» **Assignment**: Down to the last line, repeat the records exactly.

» **Dataset records**:
▼

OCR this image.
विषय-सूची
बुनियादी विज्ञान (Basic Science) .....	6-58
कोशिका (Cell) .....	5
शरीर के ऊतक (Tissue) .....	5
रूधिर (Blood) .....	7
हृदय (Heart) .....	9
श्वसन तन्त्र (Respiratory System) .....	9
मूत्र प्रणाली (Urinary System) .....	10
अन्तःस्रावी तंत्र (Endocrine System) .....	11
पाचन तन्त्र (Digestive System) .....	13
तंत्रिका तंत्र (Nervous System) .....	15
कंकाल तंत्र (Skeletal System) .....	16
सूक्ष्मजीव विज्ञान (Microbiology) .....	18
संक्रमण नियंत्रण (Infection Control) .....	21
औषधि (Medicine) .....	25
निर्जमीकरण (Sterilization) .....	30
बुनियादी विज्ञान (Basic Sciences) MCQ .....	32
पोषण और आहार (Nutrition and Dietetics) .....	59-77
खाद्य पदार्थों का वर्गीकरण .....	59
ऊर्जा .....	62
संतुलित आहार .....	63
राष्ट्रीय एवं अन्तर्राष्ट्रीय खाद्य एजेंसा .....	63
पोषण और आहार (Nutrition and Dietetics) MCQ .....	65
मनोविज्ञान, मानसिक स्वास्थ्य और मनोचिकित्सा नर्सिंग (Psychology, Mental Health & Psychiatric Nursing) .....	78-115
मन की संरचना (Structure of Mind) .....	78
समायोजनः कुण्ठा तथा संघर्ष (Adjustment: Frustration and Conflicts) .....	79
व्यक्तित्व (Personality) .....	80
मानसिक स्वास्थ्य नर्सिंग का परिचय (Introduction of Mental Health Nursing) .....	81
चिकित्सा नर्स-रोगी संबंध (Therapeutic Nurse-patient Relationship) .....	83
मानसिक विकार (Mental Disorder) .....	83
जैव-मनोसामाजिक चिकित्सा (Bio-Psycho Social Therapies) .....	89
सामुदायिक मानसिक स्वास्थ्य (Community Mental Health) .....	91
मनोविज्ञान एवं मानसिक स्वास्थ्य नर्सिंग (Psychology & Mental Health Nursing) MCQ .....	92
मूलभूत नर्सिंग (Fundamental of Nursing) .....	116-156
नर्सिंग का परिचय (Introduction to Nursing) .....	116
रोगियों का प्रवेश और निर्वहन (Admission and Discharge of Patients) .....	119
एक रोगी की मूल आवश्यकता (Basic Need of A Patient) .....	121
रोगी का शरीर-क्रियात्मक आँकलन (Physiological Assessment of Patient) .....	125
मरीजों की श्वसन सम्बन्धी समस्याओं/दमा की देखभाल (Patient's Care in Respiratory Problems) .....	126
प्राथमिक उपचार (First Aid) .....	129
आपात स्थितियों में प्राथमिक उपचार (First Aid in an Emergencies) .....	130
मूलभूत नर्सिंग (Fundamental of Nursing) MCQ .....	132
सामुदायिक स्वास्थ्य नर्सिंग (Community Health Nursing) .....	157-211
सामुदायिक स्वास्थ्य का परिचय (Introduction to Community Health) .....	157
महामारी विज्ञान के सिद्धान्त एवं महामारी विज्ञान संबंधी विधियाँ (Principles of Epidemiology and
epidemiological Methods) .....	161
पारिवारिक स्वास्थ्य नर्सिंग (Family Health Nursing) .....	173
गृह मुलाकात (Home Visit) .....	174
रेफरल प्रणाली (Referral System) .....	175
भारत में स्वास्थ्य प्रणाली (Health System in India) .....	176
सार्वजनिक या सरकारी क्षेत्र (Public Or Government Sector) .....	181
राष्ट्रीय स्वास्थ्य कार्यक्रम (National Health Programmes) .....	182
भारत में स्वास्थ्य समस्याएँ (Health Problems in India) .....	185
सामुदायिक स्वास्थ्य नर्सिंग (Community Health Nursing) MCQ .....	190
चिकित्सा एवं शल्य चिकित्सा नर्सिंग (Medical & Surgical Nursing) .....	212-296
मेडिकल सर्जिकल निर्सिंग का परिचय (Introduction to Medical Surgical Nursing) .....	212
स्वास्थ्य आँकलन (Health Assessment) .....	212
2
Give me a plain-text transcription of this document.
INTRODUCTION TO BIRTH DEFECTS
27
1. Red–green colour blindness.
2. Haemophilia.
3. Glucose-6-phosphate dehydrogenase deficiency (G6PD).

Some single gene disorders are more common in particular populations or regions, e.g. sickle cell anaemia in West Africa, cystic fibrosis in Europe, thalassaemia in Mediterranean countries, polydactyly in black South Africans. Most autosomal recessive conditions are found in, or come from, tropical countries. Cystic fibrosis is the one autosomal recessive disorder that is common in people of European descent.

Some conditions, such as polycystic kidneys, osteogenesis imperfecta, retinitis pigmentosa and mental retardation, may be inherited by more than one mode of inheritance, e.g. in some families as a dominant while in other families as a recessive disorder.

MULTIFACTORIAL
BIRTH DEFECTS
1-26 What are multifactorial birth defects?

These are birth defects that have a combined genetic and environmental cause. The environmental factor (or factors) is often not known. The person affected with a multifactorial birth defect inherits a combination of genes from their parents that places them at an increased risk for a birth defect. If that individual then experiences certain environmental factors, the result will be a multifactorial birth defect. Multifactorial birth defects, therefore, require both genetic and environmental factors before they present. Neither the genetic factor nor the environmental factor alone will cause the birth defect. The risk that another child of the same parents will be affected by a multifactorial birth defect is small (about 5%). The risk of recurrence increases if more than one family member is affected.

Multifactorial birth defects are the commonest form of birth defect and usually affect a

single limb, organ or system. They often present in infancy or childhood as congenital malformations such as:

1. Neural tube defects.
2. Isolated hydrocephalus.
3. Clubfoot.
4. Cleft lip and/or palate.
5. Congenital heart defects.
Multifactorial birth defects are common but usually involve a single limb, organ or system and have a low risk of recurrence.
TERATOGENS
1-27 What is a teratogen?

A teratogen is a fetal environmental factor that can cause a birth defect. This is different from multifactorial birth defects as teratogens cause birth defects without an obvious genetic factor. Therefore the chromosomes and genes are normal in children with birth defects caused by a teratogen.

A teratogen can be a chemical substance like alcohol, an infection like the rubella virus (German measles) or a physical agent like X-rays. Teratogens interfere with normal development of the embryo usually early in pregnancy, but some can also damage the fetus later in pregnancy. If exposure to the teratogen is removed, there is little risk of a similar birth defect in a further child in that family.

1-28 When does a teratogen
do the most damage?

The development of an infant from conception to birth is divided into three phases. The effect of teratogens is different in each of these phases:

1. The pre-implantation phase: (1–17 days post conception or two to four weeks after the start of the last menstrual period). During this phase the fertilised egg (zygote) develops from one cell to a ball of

▲

» **Result**:
OCR this image.
विषय-सूची
बुनियादी विज्ञान (Basic Science) .....	6-58
कोशिका (Cell) .....	5
शरीर के ऊतक (Tissue) .....	5
रूधिर (Blood) .....	7
हृदय (Heart) .....	9
श्वसन तन्त्र (Respiratory System) .....	9
मूत्र प्रणाली (Urinary System) .....	10
अन्तःस्रावी तंत्र (Endocrine System) .....	11
पाचन तन्त्र (Digestive System) .....	13
तंत्रिका तंत्र (Nervous System) .....	15
कंकाल तंत्र (Skeletal System) .....	16
सूक्ष्मजीव विज्ञान (Microbiology) .....	18
संक्रमण नियंत्रण (Infection Control) .....	21
औषधि (Medicine) .....	25
निर्जमीकरण (Sterilization) .....	30
बुनियादी विज्ञान (Basic Sciences) MCQ .....	32
पोषण और आहार (Nutrition and Dietetics) .....	59-77
खाद्य पदार्थों का वर्गीकरण .....	59
ऊर्जा .....	62
संतुलित आहार .....	63
राष्ट्रीय एवं अन्तर्राष्ट्रीय खाद्य एजेंसा .....	63
पोषण और आहार (Nutrition and Dietetics) MCQ .....	65
मनोविज्ञान, मानसिक स्वास्थ्य और मनोचिकित्सा नर्सिंग (Psychology, Mental Health & Psychiatric Nursing) .....	78-115
मन की संरचना (Structure of Mind) .....	78
समायोजनः कुण्ठा तथा संघर्ष (Adjustment: Frustration and Conflicts) .....	79
व्यक्तित्व (Personality) .....	80
मानसिक स्वास्थ्य नर्सिंग का परिचय (Introduction of Mental Health Nursing) .....	81
चिकित्सा नर्स-रोगी संबंध (Therapeutic Nurse-patient Relationship) .....	83
मानसिक विकार (Mental Disorder) .....	83
जैव-मनोसामाजिक चिकित्सा (Bio-Psycho Social Therapies) .....	89
सामुदायिक मानसिक स्वास्थ्य (Community Mental Health) .....	91
मनोविज्ञान एवं मानसिक स्वास्थ्य नर्सिंग (Psychology & Mental Health Nursing) MCQ .....	92
मूलभूत नर्सिंग (Fundamental of Nursing) .....	116-156
नर्सिंग का परिचय (Introduction to Nursing) .....	116
रोगियों का प्रवेश और निर्वहन (Admission and Discharge of Patients) .....	119
एक रोगी की मूल आवश्यकता (Basic Need of A Patient) .....	121
रोगी का शरीर-क्रियात्मक आँकलन (Physiological Assessment of Patient) .....	125
मरीजों की श्वसन सम्बन्धी समस्याओं/दमा की देखभाल (Patient's Care in Respiratory Problems) .....	126
प्राथमिक उपचार (First Aid) .....	129
आपात स्थितियों में प्राथमिक उपचार (First Aid in an Emergencies) .....	130
मूलभूत नर्सिंग (Fundamental of Nursing) MCQ .....	132
सामुदायिक स्वास्थ्य नर्सिंग (Community Health Nursing) .....	157-211
सामुदायिक स्वास्थ्य का परिचय (Introduction to Community Health) .....	157
महामारी विज्ञान के सिद्धान्त एवं महामारी विज्ञान संबंधी विधियाँ (Principles of Epidemiology and
epidemiological Methods) .....	161
पारिवारिक स्वास्थ्य नर्सिंग (Family Health Nursing) .....	173
गृह मुलाकात (Home Visit) .....	174
रेफरल प्रणाली (Referral System) .....	175
भारत में स्वास्थ्य प्रणाली (Health System in India) .....	176
सार्वजनिक या सरकारी क्षेत्र (Public Or Government Sector) .....	181
राष्ट्रीय स्वास्थ्य कार्यक्रम (National Health Programmes) .....	182
भारत में स्वास्थ्य समस्याएँ (Health Problems in India) .....	185
सामुदायिक स्वास्थ्य नर्सिंग (Community Health Nursing) MCQ .....	190
चिकित्सा एवं शल्य चिकित्सा नर्सिंग (Medical & Surgical Nursing) .....	212-296
मेडिकल सर्जिकल निर्सिंग का परिचय (Introduction to Medical Surgical Nursing) .....	212
स्वास्थ्य आँकलन (Health Assessment) .....	212
2
Give me a plain-text transcription of this document.
INTRODUCTION TO BIRTH DEFECTS
27
1. Red–green colour blindness.
2. Haemophilia.
3. Glucose-6-phosphate dehydrogenase deficiency (G6PD).

Some single gene disorders are more common in particular populations or regions, e.g. sickle cell anaemia in West Africa, cystic fibrosis in Europe, thalassaemia in Mediterranean countries, polydactyly in black South Africans. Most autosomal recessive conditions are found in, or come from, tropical countries. Cystic fibrosis is the one autosomal recessive disorder that is common in people of European descent.

Some conditions, such as polycystic kidneys, osteogenesis imperfecta, retinitis pigmentosa and mental retardation, may be inherited by more than one mode of inheritance, e.g. in some families as a dominant while in other families as a recessive disorder.

MULTIFACTORIAL
BIRTH DEFECTS
1-26 What are multifactorial birth defects?

These are birth defects that have a combined genetic and environmental cause. The environmental factor (or factors) is often not known. The person affected with a multifactorial birth defect inherits a combination of genes from their parents that places them at an increased risk for a birth defect. If that individual then experiences certain environmental factors, the result will be a multifactorial birth defect. Multifactorial birth defects, therefore, require both genetic and environmental factors before they present. Neither the genetic factor nor the environmental factor alone will cause the birth defect. The risk that another child of the same parents will be affected by a multifactorial birth defect is small (about 5%). The risk of recurrence increases if more than one family member is affected.

Multifactorial birth defects are the commonest form of birth defect and usually affect a

single limb, organ or system. They often present in infancy or childhood as congenital malformations such as:

1. Neural tube defects.
2. Isolated hydrocephalus.
3. Clubfoot.
4. Cleft lip and/or palate.
5. Congenital heart defects.
Multifactorial birth defects are common but usually involve a single limb, organ or system and have a low risk of recurrence.
TERATOGENS
1-27 What is a teratogen?

A teratogen is a fetal environmental factor that can cause a birth defect. This is different from multifactorial birth defects as teratogens cause birth defects without an obvious genetic factor. Therefore the chromosomes and genes are normal in children with birth defects caused by a teratogen.

A teratogen can be a chemical substance like alcohol, an infection like the rubella virus (German measles) or a physical agent like X-rays. Teratogens interfere with normal development of the embryo usually early in pregnancy, but some can also damage the fetus later in pregnancy. If exposure to the teratogen is removed, there is little risk of a similar birth defect in a further child in that family.

1-28 When does a teratogen
do the most damage?

The development of an infant from conception to birth is divided into three phases. The effect of teratogens is different in each of these phases:

1. The pre-implantation phase: (1–17 days post conception or two to four weeks after the start of the last menstrual period). During this phase the fertilised egg (zygote) develops from one cell to a ball of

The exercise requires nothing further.